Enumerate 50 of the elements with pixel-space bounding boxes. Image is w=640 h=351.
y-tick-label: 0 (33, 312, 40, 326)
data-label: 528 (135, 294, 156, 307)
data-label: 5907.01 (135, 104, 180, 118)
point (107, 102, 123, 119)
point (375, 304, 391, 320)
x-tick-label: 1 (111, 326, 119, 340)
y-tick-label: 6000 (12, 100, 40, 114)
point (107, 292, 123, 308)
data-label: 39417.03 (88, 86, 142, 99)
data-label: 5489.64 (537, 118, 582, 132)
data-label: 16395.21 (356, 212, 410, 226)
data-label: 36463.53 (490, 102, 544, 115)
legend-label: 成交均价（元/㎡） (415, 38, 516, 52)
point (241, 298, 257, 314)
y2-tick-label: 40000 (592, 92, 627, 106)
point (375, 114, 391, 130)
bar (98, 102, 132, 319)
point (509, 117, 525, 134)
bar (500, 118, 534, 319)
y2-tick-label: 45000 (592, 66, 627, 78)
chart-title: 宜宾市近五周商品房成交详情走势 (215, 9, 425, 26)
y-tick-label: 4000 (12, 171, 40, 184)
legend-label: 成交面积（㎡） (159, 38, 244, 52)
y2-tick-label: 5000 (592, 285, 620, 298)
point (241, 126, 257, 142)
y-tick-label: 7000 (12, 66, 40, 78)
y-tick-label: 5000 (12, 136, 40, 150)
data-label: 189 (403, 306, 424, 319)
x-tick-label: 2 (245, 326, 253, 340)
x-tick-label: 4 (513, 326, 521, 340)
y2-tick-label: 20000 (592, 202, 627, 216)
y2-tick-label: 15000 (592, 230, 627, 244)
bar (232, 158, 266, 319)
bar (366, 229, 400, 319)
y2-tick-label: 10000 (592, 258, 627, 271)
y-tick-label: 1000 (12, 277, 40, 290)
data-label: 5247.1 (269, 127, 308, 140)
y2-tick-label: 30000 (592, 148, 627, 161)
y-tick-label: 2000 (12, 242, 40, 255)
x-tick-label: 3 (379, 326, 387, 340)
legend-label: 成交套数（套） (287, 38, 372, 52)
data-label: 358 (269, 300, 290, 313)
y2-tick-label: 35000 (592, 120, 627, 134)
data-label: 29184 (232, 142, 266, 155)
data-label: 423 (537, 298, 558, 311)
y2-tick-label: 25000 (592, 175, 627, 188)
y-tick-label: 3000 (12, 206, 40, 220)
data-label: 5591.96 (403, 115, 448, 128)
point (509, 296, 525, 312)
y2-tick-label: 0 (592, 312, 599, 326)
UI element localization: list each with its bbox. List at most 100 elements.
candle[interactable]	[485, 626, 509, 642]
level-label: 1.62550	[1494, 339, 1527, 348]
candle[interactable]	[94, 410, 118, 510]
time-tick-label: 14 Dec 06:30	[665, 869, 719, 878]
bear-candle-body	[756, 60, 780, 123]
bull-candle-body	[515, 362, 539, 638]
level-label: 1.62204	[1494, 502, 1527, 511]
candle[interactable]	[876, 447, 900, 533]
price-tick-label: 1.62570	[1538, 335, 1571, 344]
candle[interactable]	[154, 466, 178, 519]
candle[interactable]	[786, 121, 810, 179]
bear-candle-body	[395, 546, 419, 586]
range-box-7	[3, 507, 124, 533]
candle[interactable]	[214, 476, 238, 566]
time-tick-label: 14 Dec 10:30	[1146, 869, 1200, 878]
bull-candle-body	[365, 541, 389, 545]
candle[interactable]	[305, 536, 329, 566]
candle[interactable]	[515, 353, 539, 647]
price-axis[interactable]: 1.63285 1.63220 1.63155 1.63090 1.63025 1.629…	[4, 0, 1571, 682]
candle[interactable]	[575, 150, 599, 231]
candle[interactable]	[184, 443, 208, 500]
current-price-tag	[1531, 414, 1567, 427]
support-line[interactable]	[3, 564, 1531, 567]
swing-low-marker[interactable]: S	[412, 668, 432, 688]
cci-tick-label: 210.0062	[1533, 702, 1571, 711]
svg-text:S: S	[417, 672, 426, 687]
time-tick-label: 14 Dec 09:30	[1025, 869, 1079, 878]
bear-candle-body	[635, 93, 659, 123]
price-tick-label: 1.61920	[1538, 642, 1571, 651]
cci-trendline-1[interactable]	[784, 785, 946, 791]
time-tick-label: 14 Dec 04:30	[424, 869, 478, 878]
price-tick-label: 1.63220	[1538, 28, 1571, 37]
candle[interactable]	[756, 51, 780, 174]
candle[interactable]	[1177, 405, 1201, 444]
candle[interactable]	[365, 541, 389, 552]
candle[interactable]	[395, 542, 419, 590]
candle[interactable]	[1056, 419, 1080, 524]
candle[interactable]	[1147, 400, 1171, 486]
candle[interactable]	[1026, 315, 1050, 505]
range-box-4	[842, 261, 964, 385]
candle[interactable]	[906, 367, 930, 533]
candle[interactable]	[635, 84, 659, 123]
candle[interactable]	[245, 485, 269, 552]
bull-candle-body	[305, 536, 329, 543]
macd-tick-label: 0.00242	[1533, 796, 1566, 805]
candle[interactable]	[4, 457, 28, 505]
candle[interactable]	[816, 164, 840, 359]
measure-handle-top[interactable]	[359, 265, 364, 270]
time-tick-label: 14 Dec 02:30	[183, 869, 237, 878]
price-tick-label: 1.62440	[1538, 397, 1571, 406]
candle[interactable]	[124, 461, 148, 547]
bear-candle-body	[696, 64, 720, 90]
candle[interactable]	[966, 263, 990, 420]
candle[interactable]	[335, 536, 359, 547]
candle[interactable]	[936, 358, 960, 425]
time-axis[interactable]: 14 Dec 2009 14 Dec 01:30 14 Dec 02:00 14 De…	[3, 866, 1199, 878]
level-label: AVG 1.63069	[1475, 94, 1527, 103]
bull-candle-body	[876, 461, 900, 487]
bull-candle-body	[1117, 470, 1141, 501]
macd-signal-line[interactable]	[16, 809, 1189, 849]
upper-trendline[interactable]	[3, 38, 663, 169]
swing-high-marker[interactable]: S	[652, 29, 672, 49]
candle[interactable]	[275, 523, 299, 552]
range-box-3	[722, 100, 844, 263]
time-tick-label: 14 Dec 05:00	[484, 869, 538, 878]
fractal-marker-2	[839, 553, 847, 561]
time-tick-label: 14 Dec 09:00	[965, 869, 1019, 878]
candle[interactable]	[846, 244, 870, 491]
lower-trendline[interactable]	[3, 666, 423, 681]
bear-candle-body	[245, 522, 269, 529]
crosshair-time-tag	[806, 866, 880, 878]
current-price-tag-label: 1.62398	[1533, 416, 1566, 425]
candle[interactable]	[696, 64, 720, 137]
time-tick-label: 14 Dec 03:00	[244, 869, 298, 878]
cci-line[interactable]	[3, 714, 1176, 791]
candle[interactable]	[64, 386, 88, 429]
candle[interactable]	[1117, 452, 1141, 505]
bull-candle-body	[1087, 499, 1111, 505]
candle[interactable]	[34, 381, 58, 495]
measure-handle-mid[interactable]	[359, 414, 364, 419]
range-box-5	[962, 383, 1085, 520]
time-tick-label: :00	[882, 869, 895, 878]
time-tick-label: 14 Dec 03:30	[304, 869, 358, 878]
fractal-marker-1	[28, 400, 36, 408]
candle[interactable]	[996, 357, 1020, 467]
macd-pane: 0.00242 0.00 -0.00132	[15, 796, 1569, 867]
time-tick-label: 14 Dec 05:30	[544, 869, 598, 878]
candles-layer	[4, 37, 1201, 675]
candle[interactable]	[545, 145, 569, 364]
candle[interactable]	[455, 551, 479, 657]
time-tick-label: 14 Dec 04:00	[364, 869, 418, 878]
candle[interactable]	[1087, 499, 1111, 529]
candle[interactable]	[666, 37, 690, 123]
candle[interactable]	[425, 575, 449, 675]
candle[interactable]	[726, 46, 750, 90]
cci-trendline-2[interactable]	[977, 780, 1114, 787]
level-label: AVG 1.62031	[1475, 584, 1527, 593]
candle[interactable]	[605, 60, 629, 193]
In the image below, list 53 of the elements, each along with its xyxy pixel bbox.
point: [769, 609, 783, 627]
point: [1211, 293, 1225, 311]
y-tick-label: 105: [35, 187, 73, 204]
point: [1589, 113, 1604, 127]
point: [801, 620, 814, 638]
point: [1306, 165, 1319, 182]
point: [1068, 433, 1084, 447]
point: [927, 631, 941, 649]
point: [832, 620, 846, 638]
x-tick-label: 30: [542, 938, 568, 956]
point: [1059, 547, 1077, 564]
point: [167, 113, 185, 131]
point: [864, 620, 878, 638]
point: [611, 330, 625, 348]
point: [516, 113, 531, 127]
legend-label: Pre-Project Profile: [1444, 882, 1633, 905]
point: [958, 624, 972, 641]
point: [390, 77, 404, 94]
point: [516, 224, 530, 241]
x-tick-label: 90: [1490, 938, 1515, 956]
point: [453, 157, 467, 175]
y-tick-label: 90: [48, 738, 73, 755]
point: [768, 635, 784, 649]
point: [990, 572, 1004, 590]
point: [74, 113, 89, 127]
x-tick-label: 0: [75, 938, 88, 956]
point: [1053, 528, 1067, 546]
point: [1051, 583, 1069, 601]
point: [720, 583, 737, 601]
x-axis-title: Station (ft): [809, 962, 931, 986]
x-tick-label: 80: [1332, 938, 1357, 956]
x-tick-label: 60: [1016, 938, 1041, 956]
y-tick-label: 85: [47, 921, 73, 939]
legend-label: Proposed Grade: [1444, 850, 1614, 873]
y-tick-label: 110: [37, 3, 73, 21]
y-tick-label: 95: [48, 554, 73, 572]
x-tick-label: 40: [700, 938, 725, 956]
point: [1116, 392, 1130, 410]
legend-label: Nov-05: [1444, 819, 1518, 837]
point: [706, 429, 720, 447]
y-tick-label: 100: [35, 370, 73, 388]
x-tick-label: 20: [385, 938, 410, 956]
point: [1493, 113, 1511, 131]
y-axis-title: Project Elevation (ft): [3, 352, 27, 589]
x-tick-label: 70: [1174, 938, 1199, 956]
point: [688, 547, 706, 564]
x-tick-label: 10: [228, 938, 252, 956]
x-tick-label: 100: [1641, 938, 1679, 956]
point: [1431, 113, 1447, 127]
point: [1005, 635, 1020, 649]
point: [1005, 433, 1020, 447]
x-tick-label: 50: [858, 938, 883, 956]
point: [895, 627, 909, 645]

━━━━━━━━━━━━━━━━━━━━━━━━━━━━━━

Copy the records verbatim from the first line down to and including the line containing "y2-tick-label: 15000 (592, 230, 627, 244)".

Enumerate 50 of the elements with pixel-space bounding boxes. Image is w=640 h=351.
y-tick-label: 0 (33, 312, 40, 326)
data-label: 528 (135, 294, 156, 307)
data-label: 5907.01 (135, 104, 180, 118)
point (107, 102, 123, 119)
point (375, 304, 391, 320)
x-tick-label: 1 (111, 326, 119, 340)
y-tick-label: 6000 (12, 100, 40, 114)
point (107, 292, 123, 308)
data-label: 39417.03 (88, 86, 142, 99)
data-label: 5489.64 (537, 118, 582, 132)
data-label: 16395.21 (356, 212, 410, 226)
data-label: 36463.53 (490, 102, 544, 115)
legend-label: 成交均价（元/㎡） (415, 38, 516, 52)
point (241, 298, 257, 314)
y2-tick-label: 40000 (592, 92, 627, 106)
point (375, 114, 391, 130)
bar (98, 102, 132, 319)
point (509, 117, 525, 134)
bar (500, 118, 534, 319)
y2-tick-label: 45000 (592, 66, 627, 78)
chart-title: 宜宾市近五周商品房成交详情走势 (215, 9, 425, 26)
y-tick-label: 4000 (12, 171, 40, 184)
legend-label: 成交面积（㎡） (159, 38, 244, 52)
y2-tick-label: 5000 (592, 285, 620, 298)
point (241, 126, 257, 142)
y-tick-label: 7000 (12, 66, 40, 78)
y-tick-label: 5000 (12, 136, 40, 150)
data-label: 189 (403, 306, 424, 319)
x-tick-label: 2 (245, 326, 253, 340)
x-tick-label: 4 (513, 326, 521, 340)
y2-tick-label: 20000 (592, 202, 627, 216)
y2-tick-label: 15000 (592, 230, 627, 244)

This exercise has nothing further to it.